TASK INSTRUCTIONS:
Reproduce the records below in their entirety, character for character.

Records from a data source:
-=-=-=-=-
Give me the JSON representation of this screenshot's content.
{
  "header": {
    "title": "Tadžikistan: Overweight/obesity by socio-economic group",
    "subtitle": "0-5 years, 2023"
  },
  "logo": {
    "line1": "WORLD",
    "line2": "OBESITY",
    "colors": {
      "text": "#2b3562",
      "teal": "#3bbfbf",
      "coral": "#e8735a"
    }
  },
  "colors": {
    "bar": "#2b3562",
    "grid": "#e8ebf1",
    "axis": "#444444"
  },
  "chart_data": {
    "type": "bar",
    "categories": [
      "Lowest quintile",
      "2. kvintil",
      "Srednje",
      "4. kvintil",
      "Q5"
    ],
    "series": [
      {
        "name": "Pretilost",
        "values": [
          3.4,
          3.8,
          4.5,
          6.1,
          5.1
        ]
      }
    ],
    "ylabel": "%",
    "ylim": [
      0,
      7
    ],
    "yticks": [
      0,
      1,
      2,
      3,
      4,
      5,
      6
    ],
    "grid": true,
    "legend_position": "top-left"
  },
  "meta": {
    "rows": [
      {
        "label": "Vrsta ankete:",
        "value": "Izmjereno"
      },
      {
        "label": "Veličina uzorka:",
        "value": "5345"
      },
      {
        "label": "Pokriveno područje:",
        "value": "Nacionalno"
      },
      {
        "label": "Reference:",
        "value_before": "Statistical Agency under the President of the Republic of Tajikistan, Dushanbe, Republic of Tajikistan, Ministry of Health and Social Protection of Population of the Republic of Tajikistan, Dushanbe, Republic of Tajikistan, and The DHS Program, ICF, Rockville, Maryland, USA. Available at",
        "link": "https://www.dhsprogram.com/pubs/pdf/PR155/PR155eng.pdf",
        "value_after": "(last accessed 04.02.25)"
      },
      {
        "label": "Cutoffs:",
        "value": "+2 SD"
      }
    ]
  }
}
-=-=-=-=-
RESULT FOR THIS EXERCISE:
Give me the JSON representation of this screenshot's content.
{
  "header": {
    "title": "Tadžikistan: Overweight/obesity by socio-economic group",
    "subtitle": "0-5 years, 2023"
  },
  "logo": {
    "line1": "WORLD",
    "line2": "OBESITY",
    "colors": {
      "text": "#2b3562",
      "teal": "#3bbfbf",
      "coral": "#e8735a"
    }
  },
  "colors": {
    "bar": "#2b3562",
    "grid": "#e8ebf1",
    "axis": "#444444"
  },
  "chart_data": {
    "type": "bar",
    "categories": [
      "Lowest quintile",
      "2. kvintil",
      "Srednje",
      "4. kvintil",
      "Q5"
    ],
    "series": [
      {
        "name": "Pretilost",
        "values": [
          3.4,
          3.8,
          4.5,
          6.1,
          5.1
        ]
      }
    ],
    "ylabel": "%",
    "ylim": [
      0,
      7
    ],
    "yticks": [
      0,
      1,
      2,
      3,
      4,
      5,
      6
    ],
    "grid": true,
    "legend_position": "top-left"
  },
  "meta": {
    "rows": [
      {
        "label": "Vrsta ankete:",
        "value": "Izmjereno"
      },
      {
        "label": "Veličina uzorka:",
        "value": "5345"
      },
      {
        "label": "Pokriveno područje:",
        "value": "Nacionalno"
      },
      {
        "label": "Reference:",
        "value_before": "Statistical Agency under the President of the Republic of Tajikistan, Dushanbe, Republic of Tajikistan, Ministry of Health and Social Protection of Population of the Republic of Tajikistan, Dushanbe, Republic of Tajikistan, and The DHS Program, ICF, Rockville, Maryland, USA. Available at",
        "link": "https://www.dhsprogram.com/pubs/pdf/PR155/PR155eng.pdf",
        "value_after": "(last accessed 04.02.25)"
      },
      {
        "label": "Cutoffs:",
        "value": "+2 SD"
      }
    ]
  }
}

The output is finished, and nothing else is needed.